## WORK TO DO
Quote all of the data below exactly, please.

## DATASET RECORDS
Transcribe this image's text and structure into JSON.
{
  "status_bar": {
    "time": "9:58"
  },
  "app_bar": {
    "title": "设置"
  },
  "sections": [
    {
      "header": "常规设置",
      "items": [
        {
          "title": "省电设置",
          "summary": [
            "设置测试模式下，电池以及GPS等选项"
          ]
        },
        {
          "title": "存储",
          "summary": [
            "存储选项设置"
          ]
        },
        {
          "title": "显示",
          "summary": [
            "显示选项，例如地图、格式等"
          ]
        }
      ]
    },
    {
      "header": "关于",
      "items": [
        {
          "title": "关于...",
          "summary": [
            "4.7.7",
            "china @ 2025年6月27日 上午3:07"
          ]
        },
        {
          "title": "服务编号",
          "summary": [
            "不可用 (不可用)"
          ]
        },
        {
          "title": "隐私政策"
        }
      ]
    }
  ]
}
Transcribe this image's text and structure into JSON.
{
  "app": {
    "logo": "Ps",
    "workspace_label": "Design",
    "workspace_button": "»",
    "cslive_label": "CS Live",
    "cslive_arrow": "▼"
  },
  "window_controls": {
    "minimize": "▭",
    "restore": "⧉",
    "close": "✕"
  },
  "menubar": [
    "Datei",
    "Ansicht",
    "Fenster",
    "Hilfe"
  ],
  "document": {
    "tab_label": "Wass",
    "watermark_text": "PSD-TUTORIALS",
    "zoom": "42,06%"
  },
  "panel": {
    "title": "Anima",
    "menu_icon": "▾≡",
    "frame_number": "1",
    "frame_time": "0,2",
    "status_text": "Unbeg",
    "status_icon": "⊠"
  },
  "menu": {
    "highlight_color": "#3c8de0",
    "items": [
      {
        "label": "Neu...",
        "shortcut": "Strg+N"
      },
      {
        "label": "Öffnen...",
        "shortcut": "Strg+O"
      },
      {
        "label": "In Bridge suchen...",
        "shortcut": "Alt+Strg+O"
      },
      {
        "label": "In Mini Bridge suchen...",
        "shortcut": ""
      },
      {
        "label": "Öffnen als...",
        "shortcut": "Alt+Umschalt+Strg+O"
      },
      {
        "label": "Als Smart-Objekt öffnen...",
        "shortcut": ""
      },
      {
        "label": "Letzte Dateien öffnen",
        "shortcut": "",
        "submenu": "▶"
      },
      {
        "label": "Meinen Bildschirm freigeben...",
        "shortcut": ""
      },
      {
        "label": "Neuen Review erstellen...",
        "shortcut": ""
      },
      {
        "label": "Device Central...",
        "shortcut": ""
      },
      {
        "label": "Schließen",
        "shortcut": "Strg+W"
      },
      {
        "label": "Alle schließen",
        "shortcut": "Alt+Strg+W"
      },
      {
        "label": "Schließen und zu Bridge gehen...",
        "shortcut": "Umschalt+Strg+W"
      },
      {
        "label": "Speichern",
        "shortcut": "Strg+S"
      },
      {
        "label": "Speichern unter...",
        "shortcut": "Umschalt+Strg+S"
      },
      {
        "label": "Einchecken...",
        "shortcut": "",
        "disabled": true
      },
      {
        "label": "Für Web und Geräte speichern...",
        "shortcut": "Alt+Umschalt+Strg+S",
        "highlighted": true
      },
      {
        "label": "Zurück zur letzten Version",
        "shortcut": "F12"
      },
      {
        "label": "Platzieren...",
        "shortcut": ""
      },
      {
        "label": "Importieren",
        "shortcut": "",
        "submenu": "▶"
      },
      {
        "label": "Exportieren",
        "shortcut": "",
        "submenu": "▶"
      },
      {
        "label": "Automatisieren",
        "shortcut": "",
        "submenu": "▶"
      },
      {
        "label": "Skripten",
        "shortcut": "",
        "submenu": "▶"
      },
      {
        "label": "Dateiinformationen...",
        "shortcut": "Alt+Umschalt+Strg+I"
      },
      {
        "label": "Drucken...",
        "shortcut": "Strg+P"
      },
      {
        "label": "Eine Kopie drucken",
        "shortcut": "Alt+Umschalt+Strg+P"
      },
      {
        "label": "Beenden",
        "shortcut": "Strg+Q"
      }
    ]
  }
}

## EXERCISE RESULT
Transcribe this image's text and structure into JSON.
{
  "status_bar": {
    "time": "9:58"
  },
  "app_bar": {
    "title": "设置"
  },
  "sections": [
    {
      "header": "常规设置",
      "items": [
        {
          "title": "省电设置",
          "summary": [
            "设置测试模式下，电池以及GPS等选项"
          ]
        },
        {
          "title": "存储",
          "summary": [
            "存储选项设置"
          ]
        },
        {
          "title": "显示",
          "summary": [
            "显示选项，例如地图、格式等"
          ]
        }
      ]
    },
    {
      "header": "关于",
      "items": [
        {
          "title": "关于...",
          "summary": [
            "4.7.7",
            "china @ 2025年6月27日 上午3:07"
          ]
        },
        {
          "title": "服务编号",
          "summary": [
            "不可用 (不可用)"
          ]
        },
        {
          "title": "隐私政策"
        }
      ]
    }
  ]
}
Transcribe this image's text and structure into JSON.
{
  "app": {
    "logo": "Ps",
    "workspace_label": "Design",
    "workspace_button": "»",
    "cslive_label": "CS Live",
    "cslive_arrow": "▼"
  },
  "window_controls": {
    "minimize": "▭",
    "restore": "⧉",
    "close": "✕"
  },
  "menubar": [
    "Datei",
    "Ansicht",
    "Fenster",
    "Hilfe"
  ],
  "document": {
    "tab_label": "Wass",
    "watermark_text": "PSD-TUTORIALS",
    "zoom": "42,06%"
  },
  "panel": {
    "title": "Anima",
    "menu_icon": "▾≡",
    "frame_number": "1",
    "frame_time": "0,2",
    "status_text": "Unbeg",
    "status_icon": "⊠"
  },
  "menu": {
    "highlight_color": "#3c8de0",
    "items": [
      {
        "label": "Neu...",
        "shortcut": "Strg+N"
      },
      {
        "label": "Öffnen...",
        "shortcut": "Strg+O"
      },
      {
        "label": "In Bridge suchen...",
        "shortcut": "Alt+Strg+O"
      },
      {
        "label": "In Mini Bridge suchen...",
        "shortcut": ""
      },
      {
        "label": "Öffnen als...",
        "shortcut": "Alt+Umschalt+Strg+O"
      },
      {
        "label": "Als Smart-Objekt öffnen...",
        "shortcut": ""
      },
      {
        "label": "Letzte Dateien öffnen",
        "shortcut": "",
        "submenu": "▶"
      },
      {
        "label": "Meinen Bildschirm freigeben...",
        "shortcut": ""
      },
      {
        "label": "Neuen Review erstellen...",
        "shortcut": ""
      },
      {
        "label": "Device Central...",
        "shortcut": ""
      },
      {
        "label": "Schließen",
        "shortcut": "Strg+W"
      },
      {
        "label": "Alle schließen",
        "shortcut": "Alt+Strg+W"
      },
      {
        "label": "Schließen und zu Bridge gehen...",
        "shortcut": "Umschalt+Strg+W"
      },
      {
        "label": "Speichern",
        "shortcut": "Strg+S"
      },
      {
        "label": "Speichern unter...",
        "shortcut": "Umschalt+Strg+S"
      },
      {
        "label": "Einchecken...",
        "shortcut": "",
        "disabled": true
      },
      {
        "label": "Für Web und Geräte speichern...",
        "shortcut": "Alt+Umschalt+Strg+S",
        "highlighted": true
      },
      {
        "label": "Zurück zur letzten Version",
        "shortcut": "F12"
      },
      {
        "label": "Platzieren...",
        "shortcut": ""
      },
      {
        "label": "Importieren",
        "shortcut": "",
        "submenu": "▶"
      },
      {
        "label": "Exportieren",
        "shortcut": "",
        "submenu": "▶"
      },
      {
        "label": "Automatisieren",
        "shortcut": "",
        "submenu": "▶"
      },
      {
        "label": "Skripten",
        "shortcut": "",
        "submenu": "▶"
      },
      {
        "label": "Dateiinformationen...",
        "shortcut": "Alt+Umschalt+Strg+I"
      },
      {
        "label": "Drucken...",
        "shortcut": "Strg+P"
      },
      {
        "label": "Eine Kopie drucken",
        "shortcut": "Alt+Umschalt+Strg+P"
      },
      {
        "label": "Beenden",
        "shortcut": "Strg+Q"
      }
    ]
  }
}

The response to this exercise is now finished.